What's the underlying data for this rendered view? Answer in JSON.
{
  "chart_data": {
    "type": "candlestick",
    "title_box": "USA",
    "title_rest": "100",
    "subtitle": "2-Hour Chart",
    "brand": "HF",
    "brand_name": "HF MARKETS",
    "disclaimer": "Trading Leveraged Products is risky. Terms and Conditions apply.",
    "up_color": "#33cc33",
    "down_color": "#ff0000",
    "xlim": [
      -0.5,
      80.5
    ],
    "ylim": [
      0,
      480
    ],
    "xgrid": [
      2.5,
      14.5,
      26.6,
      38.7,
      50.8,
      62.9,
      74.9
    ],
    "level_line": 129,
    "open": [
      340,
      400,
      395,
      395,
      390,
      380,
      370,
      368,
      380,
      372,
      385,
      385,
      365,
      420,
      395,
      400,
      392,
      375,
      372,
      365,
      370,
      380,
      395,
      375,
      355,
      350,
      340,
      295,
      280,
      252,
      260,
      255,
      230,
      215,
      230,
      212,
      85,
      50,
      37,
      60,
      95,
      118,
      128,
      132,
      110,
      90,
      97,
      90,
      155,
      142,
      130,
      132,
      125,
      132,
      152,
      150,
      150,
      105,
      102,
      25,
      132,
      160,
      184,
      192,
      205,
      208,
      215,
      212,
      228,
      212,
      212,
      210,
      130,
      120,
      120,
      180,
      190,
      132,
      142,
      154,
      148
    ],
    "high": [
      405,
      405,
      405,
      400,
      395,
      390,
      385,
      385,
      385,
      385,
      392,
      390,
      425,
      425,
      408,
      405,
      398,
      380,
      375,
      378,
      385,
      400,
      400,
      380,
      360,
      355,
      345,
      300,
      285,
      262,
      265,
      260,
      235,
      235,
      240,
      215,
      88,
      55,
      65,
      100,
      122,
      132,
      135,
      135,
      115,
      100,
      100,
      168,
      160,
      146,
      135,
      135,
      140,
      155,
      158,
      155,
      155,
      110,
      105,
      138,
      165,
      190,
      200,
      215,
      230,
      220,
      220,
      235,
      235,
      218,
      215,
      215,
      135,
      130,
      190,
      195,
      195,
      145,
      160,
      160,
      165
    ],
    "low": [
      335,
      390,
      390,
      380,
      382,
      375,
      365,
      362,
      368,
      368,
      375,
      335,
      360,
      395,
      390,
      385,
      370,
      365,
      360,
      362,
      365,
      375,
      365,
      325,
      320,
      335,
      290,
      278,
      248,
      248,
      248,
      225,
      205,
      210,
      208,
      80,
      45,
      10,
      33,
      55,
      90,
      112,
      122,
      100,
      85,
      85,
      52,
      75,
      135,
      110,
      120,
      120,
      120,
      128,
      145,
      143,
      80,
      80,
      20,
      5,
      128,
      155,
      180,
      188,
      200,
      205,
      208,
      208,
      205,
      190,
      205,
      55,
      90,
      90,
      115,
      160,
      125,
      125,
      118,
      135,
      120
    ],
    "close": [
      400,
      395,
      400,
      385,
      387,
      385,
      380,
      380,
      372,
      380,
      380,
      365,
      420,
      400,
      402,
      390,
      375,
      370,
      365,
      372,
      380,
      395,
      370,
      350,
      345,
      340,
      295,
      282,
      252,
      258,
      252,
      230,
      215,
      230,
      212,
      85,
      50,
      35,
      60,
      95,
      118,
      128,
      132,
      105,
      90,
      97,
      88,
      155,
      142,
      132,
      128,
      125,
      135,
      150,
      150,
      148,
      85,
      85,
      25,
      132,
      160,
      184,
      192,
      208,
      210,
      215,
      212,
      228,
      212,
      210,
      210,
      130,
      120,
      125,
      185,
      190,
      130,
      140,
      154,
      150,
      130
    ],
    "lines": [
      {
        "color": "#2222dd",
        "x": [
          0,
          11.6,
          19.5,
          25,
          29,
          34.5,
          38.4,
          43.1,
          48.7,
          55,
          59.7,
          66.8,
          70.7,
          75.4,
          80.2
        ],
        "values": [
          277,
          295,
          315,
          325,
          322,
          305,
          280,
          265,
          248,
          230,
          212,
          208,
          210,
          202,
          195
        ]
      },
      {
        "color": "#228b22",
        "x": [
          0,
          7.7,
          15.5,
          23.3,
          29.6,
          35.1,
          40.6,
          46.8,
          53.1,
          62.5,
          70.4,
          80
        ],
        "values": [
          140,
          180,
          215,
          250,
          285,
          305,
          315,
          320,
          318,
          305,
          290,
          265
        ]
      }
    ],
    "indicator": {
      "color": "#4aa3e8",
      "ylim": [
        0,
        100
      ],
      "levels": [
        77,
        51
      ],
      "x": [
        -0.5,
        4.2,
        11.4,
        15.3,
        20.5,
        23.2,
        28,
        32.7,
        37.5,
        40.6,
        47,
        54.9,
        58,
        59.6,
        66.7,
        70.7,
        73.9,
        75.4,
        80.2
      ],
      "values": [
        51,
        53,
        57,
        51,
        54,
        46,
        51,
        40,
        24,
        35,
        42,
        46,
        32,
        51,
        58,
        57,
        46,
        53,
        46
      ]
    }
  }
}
**********
EXERCISE DETAILS
Every line above needs to be retyped exactly.

OUTPUT OF THE EXERCISE
What's the underlying data for this rendered view? Answer in JSON.
{
  "chart_data": {
    "type": "candlestick",
    "title_box": "USA",
    "title_rest": "100",
    "subtitle": "2-Hour Chart",
    "brand": "HF",
    "brand_name": "HF MARKETS",
    "disclaimer": "Trading Leveraged Products is risky. Terms and Conditions apply.",
    "up_color": "#33cc33",
    "down_color": "#ff0000",
    "xlim": [
      -0.5,
      80.5
    ],
    "ylim": [
      0,
      480
    ],
    "xgrid": [
      2.5,
      14.5,
      26.6,
      38.7,
      50.8,
      62.9,
      74.9
    ],
    "level_line": 129,
    "open": [
      340,
      400,
      395,
      395,
      390,
      380,
      370,
      368,
      380,
      372,
      385,
      385,
      365,
      420,
      395,
      400,
      392,
      375,
      372,
      365,
      370,
      380,
      395,
      375,
      355,
      350,
      340,
      295,
      280,
      252,
      260,
      255,
      230,
      215,
      230,
      212,
      85,
      50,
      37,
      60,
      95,
      118,
      128,
      132,
      110,
      90,
      97,
      90,
      155,
      142,
      130,
      132,
      125,
      132,
      152,
      150,
      150,
      105,
      102,
      25,
      132,
      160,
      184,
      192,
      205,
      208,
      215,
      212,
      228,
      212,
      212,
      210,
      130,
      120,
      120,
      180,
      190,
      132,
      142,
      154,
      148
    ],
    "high": [
      405,
      405,
      405,
      400,
      395,
      390,
      385,
      385,
      385,
      385,
      392,
      390,
      425,
      425,
      408,
      405,
      398,
      380,
      375,
      378,
      385,
      400,
      400,
      380,
      360,
      355,
      345,
      300,
      285,
      262,
      265,
      260,
      235,
      235,
      240,
      215,
      88,
      55,
      65,
      100,
      122,
      132,
      135,
      135,
      115,
      100,
      100,
      168,
      160,
      146,
      135,
      135,
      140,
      155,
      158,
      155,
      155,
      110,
      105,
      138,
      165,
      190,
      200,
      215,
      230,
      220,
      220,
      235,
      235,
      218,
      215,
      215,
      135,
      130,
      190,
      195,
      195,
      145,
      160,
      160,
      165
    ],
    "low": [
      335,
      390,
      390,
      380,
      382,
      375,
      365,
      362,
      368,
      368,
      375,
      335,
      360,
      395,
      390,
      385,
      370,
      365,
      360,
      362,
      365,
      375,
      365,
      325,
      320,
      335,
      290,
      278,
      248,
      248,
      248,
      225,
      205,
      210,
      208,
      80,
      45,
      10,
      33,
      55,
      90,
      112,
      122,
      100,
      85,
      85,
      52,
      75,
      135,
      110,
      120,
      120,
      120,
      128,
      145,
      143,
      80,
      80,
      20,
      5,
      128,
      155,
      180,
      188,
      200,
      205,
      208,
      208,
      205,
      190,
      205,
      55,
      90,
      90,
      115,
      160,
      125,
      125,
      118,
      135,
      120
    ],
    "close": [
      400,
      395,
      400,
      385,
      387,
      385,
      380,
      380,
      372,
      380,
      380,
      365,
      420,
      400,
      402,
      390,
      375,
      370,
      365,
      372,
      380,
      395,
      370,
      350,
      345,
      340,
      295,
      282,
      252,
      258,
      252,
      230,
      215,
      230,
      212,
      85,
      50,
      35,
      60,
      95,
      118,
      128,
      132,
      105,
      90,
      97,
      88,
      155,
      142,
      132,
      128,
      125,
      135,
      150,
      150,
      148,
      85,
      85,
      25,
      132,
      160,
      184,
      192,
      208,
      210,
      215,
      212,
      228,
      212,
      210,
      210,
      130,
      120,
      125,
      185,
      190,
      130,
      140,
      154,
      150,
      130
    ],
    "lines": [
      {
        "color": "#2222dd",
        "x": [
          0,
          11.6,
          19.5,
          25,
          29,
          34.5,
          38.4,
          43.1,
          48.7,
          55,
          59.7,
          66.8,
          70.7,
          75.4,
          80.2
        ],
        "values": [
          277,
          295,
          315,
          325,
          322,
          305,
          280,
          265,
          248,
          230,
          212,
          208,
          210,
          202,
          195
        ]
      },
      {
        "color": "#228b22",
        "x": [
          0,
          7.7,
          15.5,
          23.3,
          29.6,
          35.1,
          40.6,
          46.8,
          53.1,
          62.5,
          70.4,
          80
        ],
        "values": [
          140,
          180,
          215,
          250,
          285,
          305,
          315,
          320,
          318,
          305,
          290,
          265
        ]
      }
    ],
    "indicator": {
      "color": "#4aa3e8",
      "ylim": [
        0,
        100
      ],
      "levels": [
        77,
        51
      ],
      "x": [
        -0.5,
        4.2,
        11.4,
        15.3,
        20.5,
        23.2,
        28,
        32.7,
        37.5,
        40.6,
        47,
        54.9,
        58,
        59.6,
        66.7,
        70.7,
        73.9,
        75.4,
        80.2
      ],
      "values": [
        51,
        53,
        57,
        51,
        54,
        46,
        51,
        40,
        24,
        35,
        42,
        46,
        32,
        51,
        58,
        57,
        46,
        53,
        46
      ]
    }
  }
}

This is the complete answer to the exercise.